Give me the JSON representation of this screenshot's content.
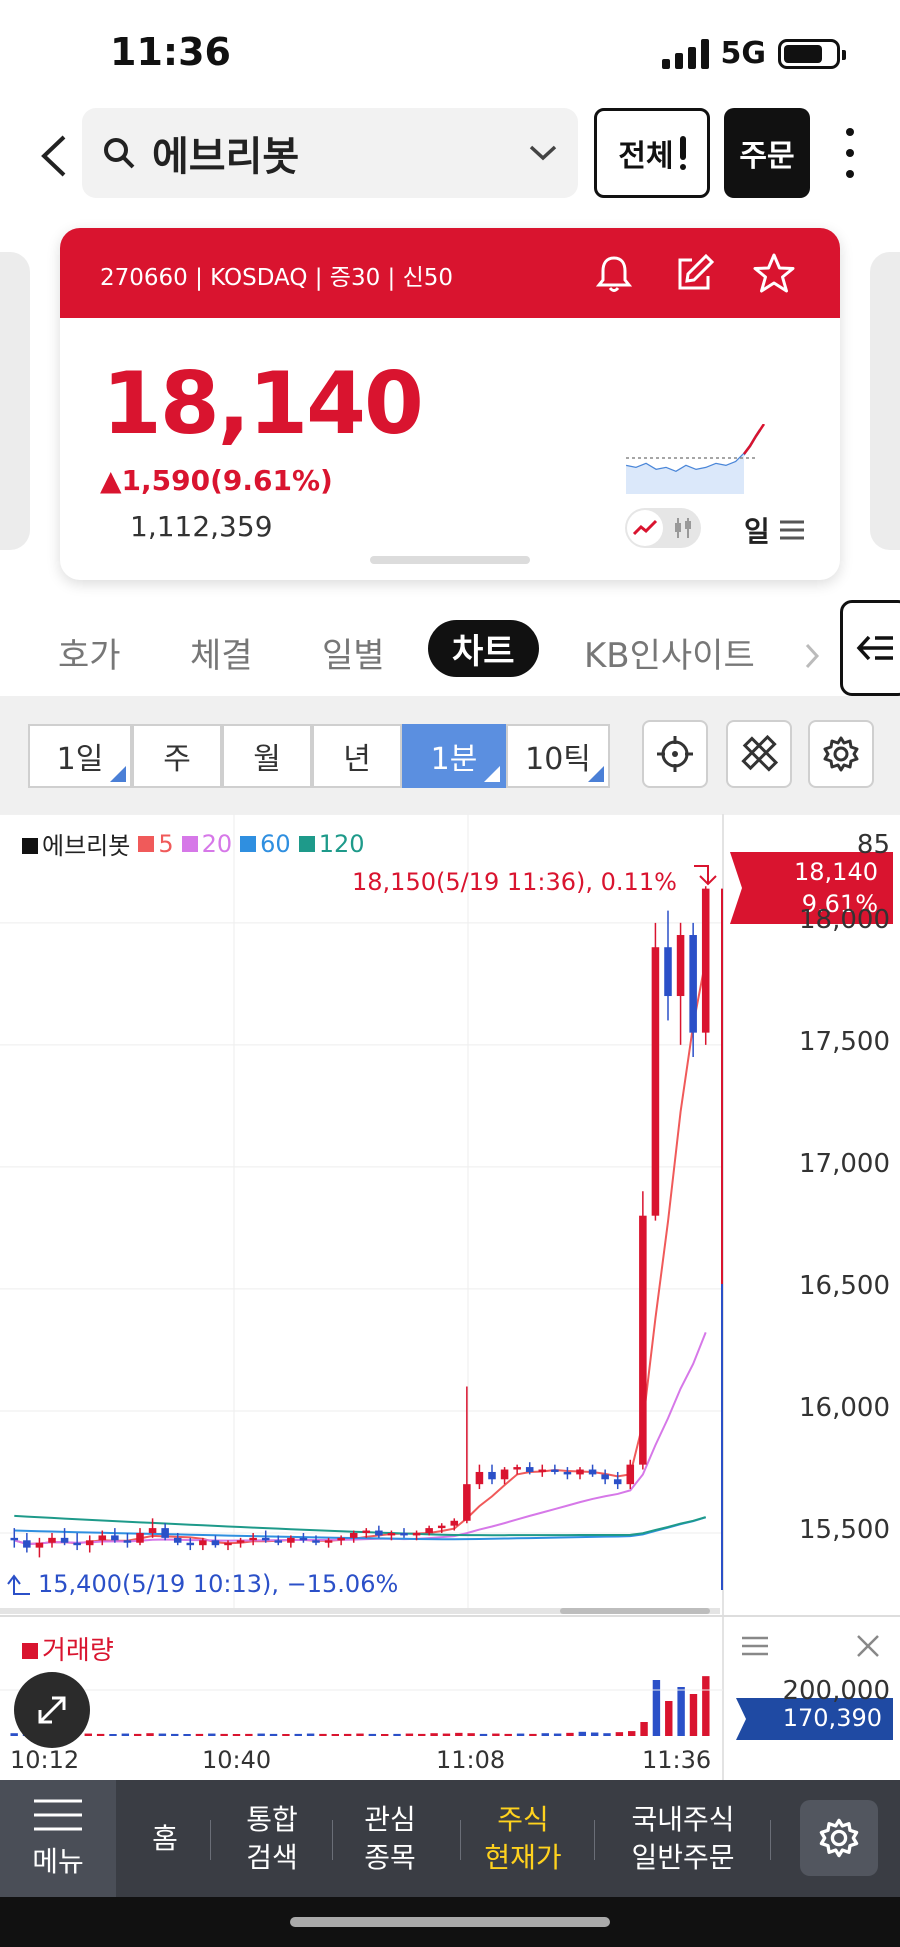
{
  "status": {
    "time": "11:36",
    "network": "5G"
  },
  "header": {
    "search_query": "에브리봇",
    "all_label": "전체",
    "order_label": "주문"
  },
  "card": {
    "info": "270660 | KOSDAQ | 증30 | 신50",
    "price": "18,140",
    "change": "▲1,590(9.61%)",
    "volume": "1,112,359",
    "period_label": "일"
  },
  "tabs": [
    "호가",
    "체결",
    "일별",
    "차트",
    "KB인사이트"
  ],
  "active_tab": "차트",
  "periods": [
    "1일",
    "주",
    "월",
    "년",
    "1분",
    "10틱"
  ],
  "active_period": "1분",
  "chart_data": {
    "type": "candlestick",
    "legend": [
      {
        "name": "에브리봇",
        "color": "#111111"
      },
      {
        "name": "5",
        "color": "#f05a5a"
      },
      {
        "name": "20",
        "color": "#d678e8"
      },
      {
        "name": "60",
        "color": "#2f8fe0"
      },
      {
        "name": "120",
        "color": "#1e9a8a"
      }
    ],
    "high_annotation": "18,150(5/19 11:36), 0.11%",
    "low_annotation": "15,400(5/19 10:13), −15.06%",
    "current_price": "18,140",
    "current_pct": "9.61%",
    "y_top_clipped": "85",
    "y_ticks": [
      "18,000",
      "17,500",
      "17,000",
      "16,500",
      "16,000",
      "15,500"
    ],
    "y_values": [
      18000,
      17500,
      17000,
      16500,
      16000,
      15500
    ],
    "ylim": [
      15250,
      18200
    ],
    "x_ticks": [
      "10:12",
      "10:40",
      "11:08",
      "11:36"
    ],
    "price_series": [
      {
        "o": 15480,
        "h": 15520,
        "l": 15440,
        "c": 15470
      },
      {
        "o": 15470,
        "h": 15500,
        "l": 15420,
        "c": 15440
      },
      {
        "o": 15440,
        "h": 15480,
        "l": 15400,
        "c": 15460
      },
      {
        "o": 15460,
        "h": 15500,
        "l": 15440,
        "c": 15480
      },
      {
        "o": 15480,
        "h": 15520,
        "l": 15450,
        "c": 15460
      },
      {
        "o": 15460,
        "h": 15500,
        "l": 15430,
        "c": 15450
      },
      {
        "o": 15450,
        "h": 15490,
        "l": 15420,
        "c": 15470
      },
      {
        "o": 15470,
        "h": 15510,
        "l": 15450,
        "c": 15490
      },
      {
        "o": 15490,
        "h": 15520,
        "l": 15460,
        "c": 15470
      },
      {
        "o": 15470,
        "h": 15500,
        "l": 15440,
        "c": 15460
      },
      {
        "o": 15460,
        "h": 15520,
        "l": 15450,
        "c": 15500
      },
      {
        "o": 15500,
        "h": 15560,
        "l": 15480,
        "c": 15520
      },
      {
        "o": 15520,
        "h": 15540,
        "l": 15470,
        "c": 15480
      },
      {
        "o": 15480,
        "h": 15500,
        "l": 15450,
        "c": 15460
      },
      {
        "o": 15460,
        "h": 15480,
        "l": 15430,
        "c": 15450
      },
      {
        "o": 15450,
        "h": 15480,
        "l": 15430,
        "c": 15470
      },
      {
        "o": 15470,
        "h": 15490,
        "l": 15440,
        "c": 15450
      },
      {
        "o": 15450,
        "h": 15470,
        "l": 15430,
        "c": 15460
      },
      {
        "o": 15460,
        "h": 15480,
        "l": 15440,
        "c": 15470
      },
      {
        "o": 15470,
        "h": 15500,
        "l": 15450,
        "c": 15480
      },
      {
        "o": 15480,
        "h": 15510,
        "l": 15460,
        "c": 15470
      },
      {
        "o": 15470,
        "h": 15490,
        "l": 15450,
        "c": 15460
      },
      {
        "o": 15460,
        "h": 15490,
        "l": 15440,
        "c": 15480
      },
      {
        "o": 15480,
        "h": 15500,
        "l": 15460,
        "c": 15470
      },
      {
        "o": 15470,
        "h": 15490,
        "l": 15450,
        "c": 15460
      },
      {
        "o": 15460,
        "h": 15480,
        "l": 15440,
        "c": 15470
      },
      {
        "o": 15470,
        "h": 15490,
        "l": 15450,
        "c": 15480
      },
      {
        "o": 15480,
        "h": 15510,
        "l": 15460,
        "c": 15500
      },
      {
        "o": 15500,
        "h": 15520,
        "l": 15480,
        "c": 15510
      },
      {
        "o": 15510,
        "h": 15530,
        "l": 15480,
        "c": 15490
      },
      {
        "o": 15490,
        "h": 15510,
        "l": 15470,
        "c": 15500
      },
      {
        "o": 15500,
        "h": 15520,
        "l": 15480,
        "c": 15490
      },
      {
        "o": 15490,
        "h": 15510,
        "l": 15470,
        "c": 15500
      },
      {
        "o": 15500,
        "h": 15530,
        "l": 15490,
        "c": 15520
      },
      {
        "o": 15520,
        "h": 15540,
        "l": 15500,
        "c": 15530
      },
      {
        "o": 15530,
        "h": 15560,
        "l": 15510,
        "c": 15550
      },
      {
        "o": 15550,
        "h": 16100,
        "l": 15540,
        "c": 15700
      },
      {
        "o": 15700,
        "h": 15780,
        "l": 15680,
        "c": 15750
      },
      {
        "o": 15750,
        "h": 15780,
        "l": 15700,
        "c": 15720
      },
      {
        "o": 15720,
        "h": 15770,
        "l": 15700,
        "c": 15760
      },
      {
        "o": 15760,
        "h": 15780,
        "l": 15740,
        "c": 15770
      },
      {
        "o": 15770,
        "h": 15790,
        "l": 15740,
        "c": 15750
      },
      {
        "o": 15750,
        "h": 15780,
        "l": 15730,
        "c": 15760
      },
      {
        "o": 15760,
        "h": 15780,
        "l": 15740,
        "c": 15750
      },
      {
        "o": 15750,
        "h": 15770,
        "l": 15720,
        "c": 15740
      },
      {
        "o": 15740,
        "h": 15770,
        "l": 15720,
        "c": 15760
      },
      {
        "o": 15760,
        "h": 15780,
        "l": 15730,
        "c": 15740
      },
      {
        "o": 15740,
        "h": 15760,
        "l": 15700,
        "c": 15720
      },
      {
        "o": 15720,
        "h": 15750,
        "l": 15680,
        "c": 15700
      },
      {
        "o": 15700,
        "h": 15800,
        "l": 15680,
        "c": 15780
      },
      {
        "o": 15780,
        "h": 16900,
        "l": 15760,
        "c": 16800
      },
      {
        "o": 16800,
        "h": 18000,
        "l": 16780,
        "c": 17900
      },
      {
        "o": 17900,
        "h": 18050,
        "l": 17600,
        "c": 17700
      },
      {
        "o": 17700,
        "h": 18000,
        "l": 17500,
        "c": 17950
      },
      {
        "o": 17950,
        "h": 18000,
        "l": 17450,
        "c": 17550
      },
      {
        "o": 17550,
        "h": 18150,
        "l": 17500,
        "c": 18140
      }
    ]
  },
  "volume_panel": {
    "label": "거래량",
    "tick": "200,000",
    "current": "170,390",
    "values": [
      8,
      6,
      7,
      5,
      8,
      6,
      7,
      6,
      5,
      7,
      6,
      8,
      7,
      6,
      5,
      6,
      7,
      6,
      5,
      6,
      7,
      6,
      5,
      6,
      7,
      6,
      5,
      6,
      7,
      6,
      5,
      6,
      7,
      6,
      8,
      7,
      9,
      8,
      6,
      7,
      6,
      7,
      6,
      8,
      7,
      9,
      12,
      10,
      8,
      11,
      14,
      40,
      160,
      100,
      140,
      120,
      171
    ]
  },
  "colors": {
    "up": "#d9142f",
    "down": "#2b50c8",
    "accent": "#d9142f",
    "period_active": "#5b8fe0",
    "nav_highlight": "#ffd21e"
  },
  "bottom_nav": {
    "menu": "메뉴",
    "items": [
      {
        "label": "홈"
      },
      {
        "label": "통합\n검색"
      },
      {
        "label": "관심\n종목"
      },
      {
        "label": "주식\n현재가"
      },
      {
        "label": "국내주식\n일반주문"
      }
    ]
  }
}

## WORK INSTRUCTIONS
From the data above, pick out each line containing "name" and copy it.

## EXERCISE RESPONSE
        "name": "에브리봇",
        "name": "5",
        "name": "20",
        "name": "60",
        "name": "120",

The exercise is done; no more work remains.